#### Text extract:
%%
3 Best Movies to Watch From Hart-Sharp Entertainment

Staff & contributors

Written and directed by Academy-Award-winning Kenneth Lonergan (Manchester by the Sea, Gangs of New York), you can certainly count on the qualities of this subtle, beautiful, and moving drama about two siblings growing apart and reuniting later in life.

An Academy-Award-nominated Laura Linney plays Sammy, a single mother in a small town who is extremely protective of her 8-year-old son. When her younger and somewhat troubled brother Terry (played by the ever-reliable Mark Ruffalo) visits her out of the blue, Sammy has to deal with a slew of contradicting emotions towards her brother, whose appearance threatens to upend her life as she knew it.

Straight, thoughtful, and beautifully crafted, You Can Count on Me is an honest and genuine exploration of unconditional love in celluloid form. Think of it as much more hopeful The Skeleton Twins.
%%
#### Problems:
a. Answer these questions using the film review:
(i) Who wrote and directed the drama?
(ii) How old is Sammy's son?
(iii) Which film does the review compare the drama to?
b. Render this sentence from the film review in Spanish: "Straight, thoughtful, and beautifully crafted, You Can Count on Me is an honest and genuine exploration of unconditional love in celluloid form."

#### Material supplied:
%%
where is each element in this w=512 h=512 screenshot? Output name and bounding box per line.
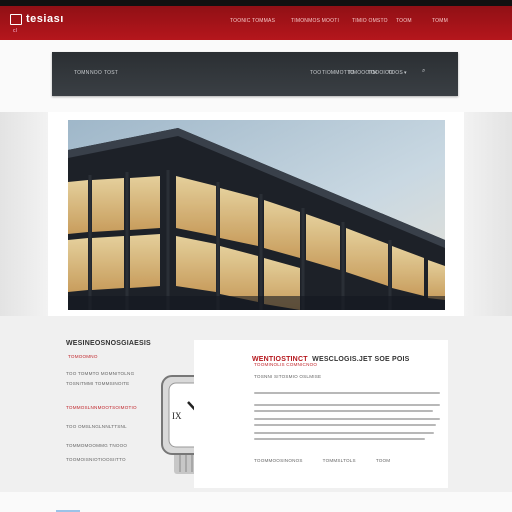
hero-shade-left xyxy=(0,112,48,316)
logo-subtext: cl xyxy=(13,28,18,34)
subnav-left-1[interactable]: TOMN xyxy=(74,70,89,76)
paragraph-line xyxy=(254,410,433,412)
subnav-right-5[interactable]: TOOS xyxy=(388,70,403,76)
hero-shade-right xyxy=(464,112,512,316)
footer xyxy=(0,492,512,512)
nav-item-1[interactable]: TOONIC TOMMAS xyxy=(230,18,275,24)
right-card-link[interactable]: TOOMMOOSINONOS xyxy=(254,458,303,463)
nav-item-4[interactable]: TOOM xyxy=(396,18,412,24)
left-card-tag[interactable]: TOMOOMNO xyxy=(68,354,190,359)
paragraph-line xyxy=(254,424,437,426)
subnav-right-1[interactable]: TOO xyxy=(310,70,321,76)
nav-item-5[interactable]: TOMM xyxy=(432,18,448,24)
paragraph-line xyxy=(254,392,440,394)
secondary-nav: TOMN NOO TOST TOO TIOMMOTTO TIMOOOTM TOO… xyxy=(52,52,458,96)
right-card-link[interactable]: TOOM xyxy=(376,458,391,463)
right-card-paragraph xyxy=(254,388,440,444)
top-header: tesiası cl TOONIC TOMMAS TIMONMOS MOOTI … xyxy=(0,0,512,40)
hero-image-building xyxy=(68,120,445,310)
svg-text:IX: IX xyxy=(172,411,182,421)
paragraph-line xyxy=(254,418,440,420)
right-card-title: WESCLOGIS.JET SOE POIS xyxy=(312,356,410,363)
right-card-link[interactable]: TOMMSLTOLS xyxy=(323,458,356,463)
subnav-left-3[interactable]: TOST xyxy=(104,70,118,76)
paragraph-line xyxy=(254,432,435,434)
chevron-down-icon[interactable]: ▾ xyxy=(404,70,407,76)
paragraph-line xyxy=(254,438,426,440)
tv-icon xyxy=(10,13,22,25)
right-card-subtitle-2: TOSNNI SITOSMIO OSLMISE xyxy=(254,374,322,379)
right-card: WENTIOSTINCT WESCLOGIS.JET SOE POIS TOOM… xyxy=(194,340,448,488)
site-logo[interactable]: tesiası cl xyxy=(10,13,64,34)
logo-text: tesiası xyxy=(26,13,64,25)
top-edge xyxy=(0,0,512,6)
left-card-title: WESINEOSNOSGIAESIS xyxy=(66,340,151,347)
search-icon[interactable]: ⌕ xyxy=(422,68,426,75)
subnav-left-2[interactable]: NOO xyxy=(90,70,102,76)
nav-item-3[interactable]: TIMIO OMSTO xyxy=(352,18,388,24)
right-card-subtitle: TOOMINOLIS COMNICNOO xyxy=(254,362,318,367)
nav-item-2[interactable]: TIMONMOS MOOTI xyxy=(291,18,339,24)
paragraph-line xyxy=(254,404,440,406)
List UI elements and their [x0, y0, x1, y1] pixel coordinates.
%%
#### Expected outputs:
a.
(i) Kenneth Lonergan
(ii) 8 years old
(iii) The Skeleton Twins

b. Directa, reflexiva y bellamente elaborada, You Can Count on Me es una exploración honesta y genuina del amor incondicional en forma de celuloide.